Every entry must be echoed exactly.
------------------------------------
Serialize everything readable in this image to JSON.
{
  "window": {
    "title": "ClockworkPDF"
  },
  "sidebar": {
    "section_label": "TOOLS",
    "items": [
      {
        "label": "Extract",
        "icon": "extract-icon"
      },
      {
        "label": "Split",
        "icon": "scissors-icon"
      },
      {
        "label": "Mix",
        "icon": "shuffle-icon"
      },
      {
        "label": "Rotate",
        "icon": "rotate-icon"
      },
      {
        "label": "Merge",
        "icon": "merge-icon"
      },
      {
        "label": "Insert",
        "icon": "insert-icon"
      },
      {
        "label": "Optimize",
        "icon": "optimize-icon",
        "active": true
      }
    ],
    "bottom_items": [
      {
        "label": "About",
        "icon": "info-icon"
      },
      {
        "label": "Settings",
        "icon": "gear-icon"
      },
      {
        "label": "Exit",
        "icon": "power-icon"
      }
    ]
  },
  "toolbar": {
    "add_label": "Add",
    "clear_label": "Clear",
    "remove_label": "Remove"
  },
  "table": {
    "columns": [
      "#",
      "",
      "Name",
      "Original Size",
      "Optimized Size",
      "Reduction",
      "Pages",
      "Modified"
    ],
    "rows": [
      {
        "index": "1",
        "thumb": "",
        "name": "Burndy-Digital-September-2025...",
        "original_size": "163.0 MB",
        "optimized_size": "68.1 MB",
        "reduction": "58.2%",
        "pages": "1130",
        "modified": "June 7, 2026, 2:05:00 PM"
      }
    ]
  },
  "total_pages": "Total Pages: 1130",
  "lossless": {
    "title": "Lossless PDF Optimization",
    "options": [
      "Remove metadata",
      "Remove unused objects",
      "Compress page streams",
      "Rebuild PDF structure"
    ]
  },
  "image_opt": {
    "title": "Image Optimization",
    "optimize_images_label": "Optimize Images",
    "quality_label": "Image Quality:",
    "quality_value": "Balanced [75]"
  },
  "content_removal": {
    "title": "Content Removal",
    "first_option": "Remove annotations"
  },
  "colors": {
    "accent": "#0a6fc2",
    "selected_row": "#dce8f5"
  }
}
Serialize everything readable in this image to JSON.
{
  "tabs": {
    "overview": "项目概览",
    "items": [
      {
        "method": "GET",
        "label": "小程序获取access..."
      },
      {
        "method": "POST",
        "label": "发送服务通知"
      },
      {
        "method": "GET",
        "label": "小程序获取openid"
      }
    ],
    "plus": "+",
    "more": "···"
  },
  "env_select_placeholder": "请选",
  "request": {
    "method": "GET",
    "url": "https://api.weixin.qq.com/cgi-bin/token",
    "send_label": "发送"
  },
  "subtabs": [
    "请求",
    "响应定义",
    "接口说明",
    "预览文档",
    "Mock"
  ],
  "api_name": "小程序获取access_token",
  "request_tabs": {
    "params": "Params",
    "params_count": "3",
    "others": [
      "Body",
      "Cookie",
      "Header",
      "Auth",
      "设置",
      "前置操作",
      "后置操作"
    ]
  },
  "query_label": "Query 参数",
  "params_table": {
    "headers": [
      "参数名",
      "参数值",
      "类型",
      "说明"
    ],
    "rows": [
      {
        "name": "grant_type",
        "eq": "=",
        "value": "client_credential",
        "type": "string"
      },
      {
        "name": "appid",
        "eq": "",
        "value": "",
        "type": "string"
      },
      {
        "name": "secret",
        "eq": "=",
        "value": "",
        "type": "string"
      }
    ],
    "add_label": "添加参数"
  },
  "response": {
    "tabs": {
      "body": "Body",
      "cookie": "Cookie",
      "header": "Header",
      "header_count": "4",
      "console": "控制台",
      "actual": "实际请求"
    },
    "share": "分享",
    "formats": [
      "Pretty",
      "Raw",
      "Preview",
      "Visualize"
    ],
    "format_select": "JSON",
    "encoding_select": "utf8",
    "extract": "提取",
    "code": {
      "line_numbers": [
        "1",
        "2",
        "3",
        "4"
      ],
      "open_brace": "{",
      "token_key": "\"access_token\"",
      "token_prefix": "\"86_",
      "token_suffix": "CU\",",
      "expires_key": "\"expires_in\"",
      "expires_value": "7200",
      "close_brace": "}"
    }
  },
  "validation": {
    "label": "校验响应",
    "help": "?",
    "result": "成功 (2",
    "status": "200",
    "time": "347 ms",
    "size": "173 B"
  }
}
------------------------------------
#### [The solution]
Serialize everything readable in this image to JSON.
{
  "window": {
    "title": "ClockworkPDF"
  },
  "sidebar": {
    "section_label": "TOOLS",
    "items": [
      {
        "label": "Extract",
        "icon": "extract-icon"
      },
      {
        "label": "Split",
        "icon": "scissors-icon"
      },
      {
        "label": "Mix",
        "icon": "shuffle-icon"
      },
      {
        "label": "Rotate",
        "icon": "rotate-icon"
      },
      {
        "label": "Merge",
        "icon": "merge-icon"
      },
      {
        "label": "Insert",
        "icon": "insert-icon"
      },
      {
        "label": "Optimize",
        "icon": "optimize-icon",
        "active": true
      }
    ],
    "bottom_items": [
      {
        "label": "About",
        "icon": "info-icon"
      },
      {
        "label": "Settings",
        "icon": "gear-icon"
      },
      {
        "label": "Exit",
        "icon": "power-icon"
      }
    ]
  },
  "toolbar": {
    "add_label": "Add",
    "clear_label": "Clear",
    "remove_label": "Remove"
  },
  "table": {
    "columns": [
      "#",
      "",
      "Name",
      "Original Size",
      "Optimized Size",
      "Reduction",
      "Pages",
      "Modified"
    ],
    "rows": [
      {
        "index": "1",
        "thumb": "",
        "name": "Burndy-Digital-September-2025...",
        "original_size": "163.0 MB",
        "optimized_size": "68.1 MB",
        "reduction": "58.2%",
        "pages": "1130",
        "modified": "June 7, 2026, 2:05:00 PM"
      }
    ]
  },
  "total_pages": "Total Pages: 1130",
  "lossless": {
    "title": "Lossless PDF Optimization",
    "options": [
      "Remove metadata",
      "Remove unused objects",
      "Compress page streams",
      "Rebuild PDF structure"
    ]
  },
  "image_opt": {
    "title": "Image Optimization",
    "optimize_images_label": "Optimize Images",
    "quality_label": "Image Quality:",
    "quality_value": "Balanced [75]"
  },
  "content_removal": {
    "title": "Content Removal",
    "first_option": "Remove annotations"
  },
  "colors": {
    "accent": "#0a6fc2",
    "selected_row": "#dce8f5"
  }
}
Serialize everything readable in this image to JSON.
{
  "tabs": {
    "overview": "项目概览",
    "items": [
      {
        "method": "GET",
        "label": "小程序获取access..."
      },
      {
        "method": "POST",
        "label": "发送服务通知"
      },
      {
        "method": "GET",
        "label": "小程序获取openid"
      }
    ],
    "plus": "+",
    "more": "···"
  },
  "env_select_placeholder": "请选",
  "request": {
    "method": "GET",
    "url": "https://api.weixin.qq.com/cgi-bin/token",
    "send_label": "发送"
  },
  "subtabs": [
    "请求",
    "响应定义",
    "接口说明",
    "预览文档",
    "Mock"
  ],
  "api_name": "小程序获取access_token",
  "request_tabs": {
    "params": "Params",
    "params_count": "3",
    "others": [
      "Body",
      "Cookie",
      "Header",
      "Auth",
      "设置",
      "前置操作",
      "后置操作"
    ]
  },
  "query_label": "Query 参数",
  "params_table": {
    "headers": [
      "参数名",
      "参数值",
      "类型",
      "说明"
    ],
    "rows": [
      {
        "name": "grant_type",
        "eq": "=",
        "value": "client_credential",
        "type": "string"
      },
      {
        "name": "appid",
        "eq": "",
        "value": "",
        "type": "string"
      },
      {
        "name": "secret",
        "eq": "=",
        "value": "",
        "type": "string"
      }
    ],
    "add_label": "添加参数"
  },
  "response": {
    "tabs": {
      "body": "Body",
      "cookie": "Cookie",
      "header": "Header",
      "header_count": "4",
      "console": "控制台",
      "actual": "实际请求"
    },
    "share": "分享",
    "formats": [
      "Pretty",
      "Raw",
      "Preview",
      "Visualize"
    ],
    "format_select": "JSON",
    "encoding_select": "utf8",
    "extract": "提取",
    "code": {
      "line_numbers": [
        "1",
        "2",
        "3",
        "4"
      ],
      "open_brace": "{",
      "token_key": "\"access_token\"",
      "token_prefix": "\"86_",
      "token_suffix": "CU\",",
      "expires_key": "\"expires_in\"",
      "expires_value": "7200",
      "close_brace": "}"
    }
  },
  "validation": {
    "label": "校验响应",
    "help": "?",
    "result": "成功 (2",
    "status": "200",
    "time": "347 ms",
    "size": "173 B"
  }
}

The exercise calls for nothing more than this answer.